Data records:
——

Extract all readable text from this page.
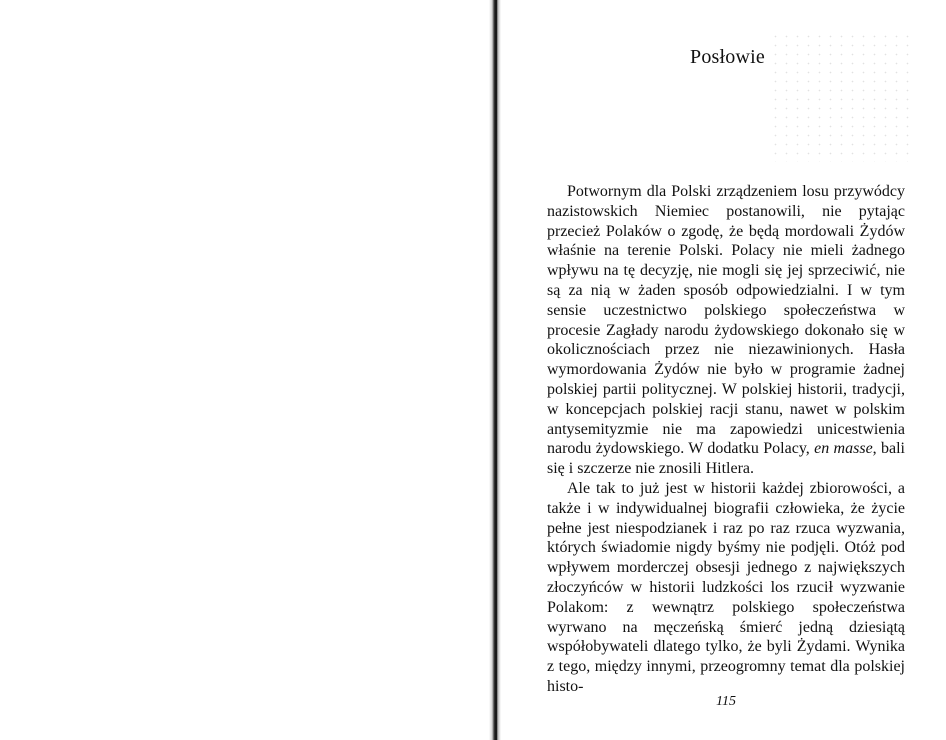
Posłowie

Potwornym dla Polski zrządzeniem losu przywódcy nazistowskich Niemiec postanowili, nie pytając przecież Polaków o zgodę, że będą mordowali Żydów właśnie na terenie Polski. Polacy nie mieli żadnego wpływu na tę decyzję, nie mogli się jej sprzeciwić, nie są za nią w żaden sposób odpowiedzialni. I w tym sensie uczestnictwo polskiego społeczeństwa w procesie Zagłady narodu żydowskiego dokonało się w okolicznościach przez nie niezawinionych. Hasła wymordowania Żydów nie było w programie żadnej polskiej partii politycznej. W polskiej historii, tradycji, w koncepcjach polskiej racji stanu, nawet w polskim antysemityzmie nie ma zapowiedzi unicestwienia narodu żydowskiego. W dodatku Polacy, en masse, bali się i szczerze nie znosili Hitlera.

Ale tak to już jest w historii każdej zbiorowości, a także i w indywidualnej biografii człowieka, że życie pełne jest niespodzianek i raz po raz rzuca wyzwania, których świadomie nigdy byśmy nie podjęli. Otóż pod wpływem morderczej obsesji jednego z największych złoczyńców w historii ludzkości los rzucił wyzwanie Polakom: z wewnątrz polskiego społeczeństwa wyrwano na męczeńską śmierć jedną dziesiątą współobywateli dlatego tylko, że byli Żydami. Wynika z tego, między innymi, przeogromny temat dla polskiej histo-

115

——

Write out the listing above exactly as it stands, pictures excluded.

PROBLEM SOLUTION:
Extract all readable text from this page.
Posłowie

Potwornym dla Polski zrządzeniem losu przywódcy nazistowskich Niemiec postanowili, nie pytając przecież Polaków o zgodę, że będą mordowali Żydów właśnie na terenie Polski. Polacy nie mieli żadnego wpływu na tę decyzję, nie mogli się jej sprzeciwić, nie są za nią w żaden sposób odpowiedzialni. I w tym sensie uczestnictwo polskiego społeczeństwa w procesie Zagłady narodu żydowskiego dokonało się w okolicznościach przez nie niezawinionych. Hasła wymordowania Żydów nie było w programie żadnej polskiej partii politycznej. W polskiej historii, tradycji, w koncepcjach polskiej racji stanu, nawet w polskim antysemityzmie nie ma zapowiedzi unicestwienia narodu żydowskiego. W dodatku Polacy, en masse, bali się i szczerze nie znosili Hitlera.

Ale tak to już jest w historii każdej zbiorowości, a także i w indywidualnej biografii człowieka, że życie pełne jest niespodzianek i raz po raz rzuca wyzwania, których świadomie nigdy byśmy nie podjęli. Otóż pod wpływem morderczej obsesji jednego z największych złoczyńców w historii ludzkości los rzucił wyzwanie Polakom: z wewnątrz polskiego społeczeństwa wyrwano na męczeńską śmierć jedną dziesiątą współobywateli dlatego tylko, że byli Żydami. Wynika z tego, między innymi, przeogromny temat dla polskiej histo-

115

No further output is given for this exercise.